• Excerpt to read:
Singer:
Born October 20, 1938: Died May 19, 2011
Kathy Kirby, who has died aged 72 after a short illness, was a singing star whose popularity peaked in the 1960 but who suffered a traumatic decline in fortunes as her fame faded.
Born Kathleen O’Rourke in Ilford, Essex, she was convent educated and early on harboured hopes of becoming an opera star. But she became a professional singer after meeting the bandleader Bert Ambrose at the Ilford Palais in 1956 and despite being 40 years her senior he became her lover as well as her mentor and manager until his death.
After playing the club circuit she eventually landed a deal Decca Records and her popularity grew until she was a “blonde bombshell” pin-up and one of the UK’s biggest stars, with two top ten hits, including her signature song Secret Love, and three others in the top 40. She starred in three television series for BBC TV and also appeared on the The Ed Sullivan Show in the US. Her cover of Secret Love was released in 1963 and that year she was voted Top British Female Singer the annual New Musical Express poll.
In 1965 Kirby, whose niece Sarah is married to Sir Mark Thatcher, represented the UK in the 1965 Eurovision Song Contest, coming second with I Belong to Luxembourg’s France Gall, who sang a composition by Serge Gainsbourg.
Kirby was also noted for her theme to hit TV show Adam Adamant, and she went on to record a number of albums in the late 1960s under a new deal with EMI and at the height of her fame was reputed to be worth £5m. However the hits began to dry up. She recorded 12 singles and an album between 1967 and 1973, but they all failed to chart.
When her chart days were behind her, she then appeared in a number of TV variety shows but gradually withdrew from the public eye. Speaking in 2009, she claimed to have had a fling with Bruce Forsyth which had a profound effect on her relationship with Ambrose, who died in 1971. She said Ambrose was turning down work because he was scared she might leave him.

• Recorded information:

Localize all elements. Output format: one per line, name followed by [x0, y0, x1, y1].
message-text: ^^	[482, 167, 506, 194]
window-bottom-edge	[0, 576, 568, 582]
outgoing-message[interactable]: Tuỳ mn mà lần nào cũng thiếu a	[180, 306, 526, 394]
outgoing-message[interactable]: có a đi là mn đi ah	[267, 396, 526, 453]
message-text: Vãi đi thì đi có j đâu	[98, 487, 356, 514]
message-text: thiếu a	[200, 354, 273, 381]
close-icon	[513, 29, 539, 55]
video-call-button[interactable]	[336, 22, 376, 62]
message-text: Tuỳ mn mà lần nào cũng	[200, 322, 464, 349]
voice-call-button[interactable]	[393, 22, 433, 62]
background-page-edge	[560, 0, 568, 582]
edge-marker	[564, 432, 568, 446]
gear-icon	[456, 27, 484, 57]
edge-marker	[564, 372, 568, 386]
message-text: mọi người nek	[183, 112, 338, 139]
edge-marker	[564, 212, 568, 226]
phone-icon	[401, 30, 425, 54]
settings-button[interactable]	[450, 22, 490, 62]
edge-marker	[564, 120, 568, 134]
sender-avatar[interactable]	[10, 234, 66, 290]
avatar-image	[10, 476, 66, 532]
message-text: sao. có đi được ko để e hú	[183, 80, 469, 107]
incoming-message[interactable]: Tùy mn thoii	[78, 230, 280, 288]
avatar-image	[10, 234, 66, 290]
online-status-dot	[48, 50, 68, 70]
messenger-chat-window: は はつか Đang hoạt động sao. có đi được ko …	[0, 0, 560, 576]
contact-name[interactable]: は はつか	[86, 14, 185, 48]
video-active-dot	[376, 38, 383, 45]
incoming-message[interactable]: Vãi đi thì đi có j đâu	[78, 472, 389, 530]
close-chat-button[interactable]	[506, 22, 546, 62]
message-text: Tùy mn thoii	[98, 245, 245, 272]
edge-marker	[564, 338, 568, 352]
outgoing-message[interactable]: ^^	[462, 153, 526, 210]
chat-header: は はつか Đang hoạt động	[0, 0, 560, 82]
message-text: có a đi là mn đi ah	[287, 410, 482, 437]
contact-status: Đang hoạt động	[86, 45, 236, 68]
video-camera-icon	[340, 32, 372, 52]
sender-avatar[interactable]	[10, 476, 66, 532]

• Exercise tasks:
1. Summarize the Kathy Kirby obituary in two sentences.
2. Please extract the passage of the Kathy Kirby obituary starting at "After playing the" and ending at "Musical Express poll.", word for word.
3. Extend the Kathy Kirby obituary, picking up right after its last sentence.
None of the entries are needed for this work.

• Exercise answers:
1. Kathy Kirby, born Kathleen O'Rourke in Ilford, Essex, became a professional singer after meeting bandleader Bert Ambrose, who became her lover, mentor and manager, and she rose to be one of the UK's biggest stars, with hits including her signature song Secret Love. When her later records failed to chart, she appeared in TV variety shows and gradually withdrew from the public eye, and she died aged 72 after a short illness.

2.
After playing the club circuit she eventually landed a deal Decca Records and her popularity grew until she was a “blonde bombshell” pin-up and one of the UK’s biggest stars, with two top ten hits, including her signature song Secret Love, and three others in the top 40. She starred in three television series for BBC TV and also appeared on the The Ed Sullivan Show in the US. Her cover of Secret Love was released in 1963 and that year she was voted Top British Female Singer the annual New Musical Express poll.

3.
“I think I could have played romantic leads or light comedy roles in movies but my silly affair with Bruce had inadvertently brought it all to an end,” she recalled.“I could feel frustrated and bitter but in the end I just put it downto experience. What else could I do?”
Following Ambrose’s death on stage in Leeds, Kirby struggled to find direction and by the end of the decade she had been through a much publicised nervous breakdown and a numerous failed comebacks.
Kirby was made bankrupt in 1975 and was reportedly reduced to sleeping rough. After ending up in court for failing to pay a hotel bill and having no address was ordered to stay at St Luke’s psychiatric hospital in London.
During her stay, a female fan called Laraine McKay began visiting and looked after her when she was released. The couple started a lesbian relationship and when they announced they wanted to get married the tabloid press had a field day. But McKay was later arrested and imprisoned for three years on charged of fraud and forgery.
Kirby was diagnosed as schizophrenic but made a brief comeback in 1981, spearheaded by a reworking of the Charles Aznavour song She – renamed He.
But the return to the spotlight was to be short-lived and she decided to retire in her early 40s and made her last major public singing appearance in the early 1980s on a TV special.Kirby, who lived as a virtual recluse in South Kensington, London, married a policeman turned writer, Frederick Pye, in the 1970s but the relationship was short-lived.